[Stored records]
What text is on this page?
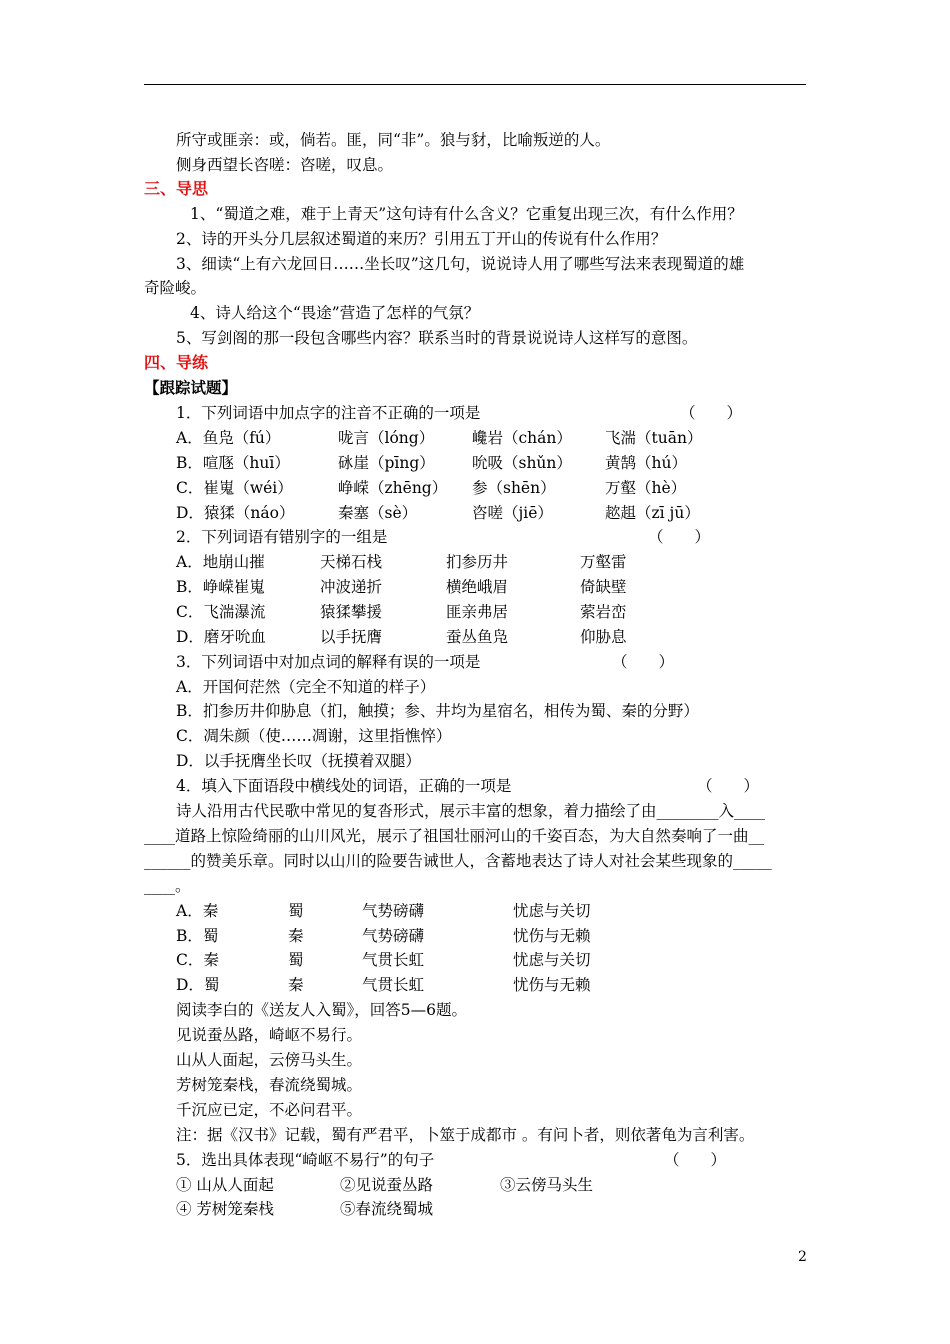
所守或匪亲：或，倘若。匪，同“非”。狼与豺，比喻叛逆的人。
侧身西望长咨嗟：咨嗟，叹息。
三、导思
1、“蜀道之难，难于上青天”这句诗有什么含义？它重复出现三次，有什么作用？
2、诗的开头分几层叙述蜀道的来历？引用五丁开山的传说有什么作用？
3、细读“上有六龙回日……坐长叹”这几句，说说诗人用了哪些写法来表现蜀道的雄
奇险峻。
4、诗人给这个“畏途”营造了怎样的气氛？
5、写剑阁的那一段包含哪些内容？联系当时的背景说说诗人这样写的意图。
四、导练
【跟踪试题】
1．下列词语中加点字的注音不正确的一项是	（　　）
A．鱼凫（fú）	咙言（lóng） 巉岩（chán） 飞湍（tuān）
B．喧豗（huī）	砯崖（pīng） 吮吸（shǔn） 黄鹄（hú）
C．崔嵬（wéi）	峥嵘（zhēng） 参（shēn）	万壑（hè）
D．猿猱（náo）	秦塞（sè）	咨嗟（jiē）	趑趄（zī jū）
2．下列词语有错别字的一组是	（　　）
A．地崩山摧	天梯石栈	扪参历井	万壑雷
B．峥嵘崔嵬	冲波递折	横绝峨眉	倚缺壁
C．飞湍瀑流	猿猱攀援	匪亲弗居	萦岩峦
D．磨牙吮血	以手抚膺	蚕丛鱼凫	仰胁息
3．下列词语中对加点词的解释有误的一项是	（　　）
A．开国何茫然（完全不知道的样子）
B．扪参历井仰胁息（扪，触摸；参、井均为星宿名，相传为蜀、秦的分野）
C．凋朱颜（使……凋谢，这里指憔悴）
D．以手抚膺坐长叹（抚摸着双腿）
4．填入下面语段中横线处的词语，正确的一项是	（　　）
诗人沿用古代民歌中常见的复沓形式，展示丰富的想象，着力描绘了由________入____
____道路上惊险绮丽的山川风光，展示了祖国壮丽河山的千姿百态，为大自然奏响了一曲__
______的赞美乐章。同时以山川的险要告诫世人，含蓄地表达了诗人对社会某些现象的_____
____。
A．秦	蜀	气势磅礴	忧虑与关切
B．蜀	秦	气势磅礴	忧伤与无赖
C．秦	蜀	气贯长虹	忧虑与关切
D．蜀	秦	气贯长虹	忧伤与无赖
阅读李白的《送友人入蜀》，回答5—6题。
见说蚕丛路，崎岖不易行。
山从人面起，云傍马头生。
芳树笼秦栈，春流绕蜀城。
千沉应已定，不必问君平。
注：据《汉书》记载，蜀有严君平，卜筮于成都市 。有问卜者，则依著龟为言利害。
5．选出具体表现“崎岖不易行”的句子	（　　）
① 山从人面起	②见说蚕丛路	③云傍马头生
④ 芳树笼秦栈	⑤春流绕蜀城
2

#### The problem:
Please repeat the entries exactly. Do not include the pictures.

#### Task response:
What text is on this page?
所守或匪亲：或，倘若。匪，同“非”。狼与豺，比喻叛逆的人。
侧身西望长咨嗟：咨嗟，叹息。
三、导思
1、“蜀道之难，难于上青天”这句诗有什么含义？它重复出现三次，有什么作用？
2、诗的开头分几层叙述蜀道的来历？引用五丁开山的传说有什么作用？
3、细读“上有六龙回日……坐长叹”这几句，说说诗人用了哪些写法来表现蜀道的雄
奇险峻。
4、诗人给这个“畏途”营造了怎样的气氛？
5、写剑阁的那一段包含哪些内容？联系当时的背景说说诗人这样写的意图。
四、导练
【跟踪试题】
1．下列词语中加点字的注音不正确的一项是	（　　）
A．鱼凫（fú）	咙言（lóng） 巉岩（chán） 飞湍（tuān）
B．喧豗（huī）	砯崖（pīng） 吮吸（shǔn） 黄鹄（hú）
C．崔嵬（wéi）	峥嵘（zhēng） 参（shēn）	万壑（hè）
D．猿猱（náo）	秦塞（sè）	咨嗟（jiē）	趑趄（zī jū）
2．下列词语有错别字的一组是	（　　）
A．地崩山摧	天梯石栈	扪参历井	万壑雷
B．峥嵘崔嵬	冲波递折	横绝峨眉	倚缺壁
C．飞湍瀑流	猿猱攀援	匪亲弗居	萦岩峦
D．磨牙吮血	以手抚膺	蚕丛鱼凫	仰胁息
3．下列词语中对加点词的解释有误的一项是	（　　）
A．开国何茫然（完全不知道的样子）
B．扪参历井仰胁息（扪，触摸；参、井均为星宿名，相传为蜀、秦的分野）
C．凋朱颜（使……凋谢，这里指憔悴）
D．以手抚膺坐长叹（抚摸着双腿）
4．填入下面语段中横线处的词语，正确的一项是	（　　）
诗人沿用古代民歌中常见的复沓形式，展示丰富的想象，着力描绘了由________入____
____道路上惊险绮丽的山川风光，展示了祖国壮丽河山的千姿百态，为大自然奏响了一曲__
______的赞美乐章。同时以山川的险要告诫世人，含蓄地表达了诗人对社会某些现象的_____
____。
A．秦	蜀	气势磅礴	忧虑与关切
B．蜀	秦	气势磅礴	忧伤与无赖
C．秦	蜀	气贯长虹	忧虑与关切
D．蜀	秦	气贯长虹	忧伤与无赖
阅读李白的《送友人入蜀》，回答5—6题。
见说蚕丛路，崎岖不易行。
山从人面起，云傍马头生。
芳树笼秦栈，春流绕蜀城。
千沉应已定，不必问君平。
注：据《汉书》记载，蜀有严君平，卜筮于成都市 。有问卜者，则依著龟为言利害。
5．选出具体表现“崎岖不易行”的句子	（　　）
① 山从人面起	②见说蚕丛路	③云傍马头生
④ 芳树笼秦栈	⑤春流绕蜀城
2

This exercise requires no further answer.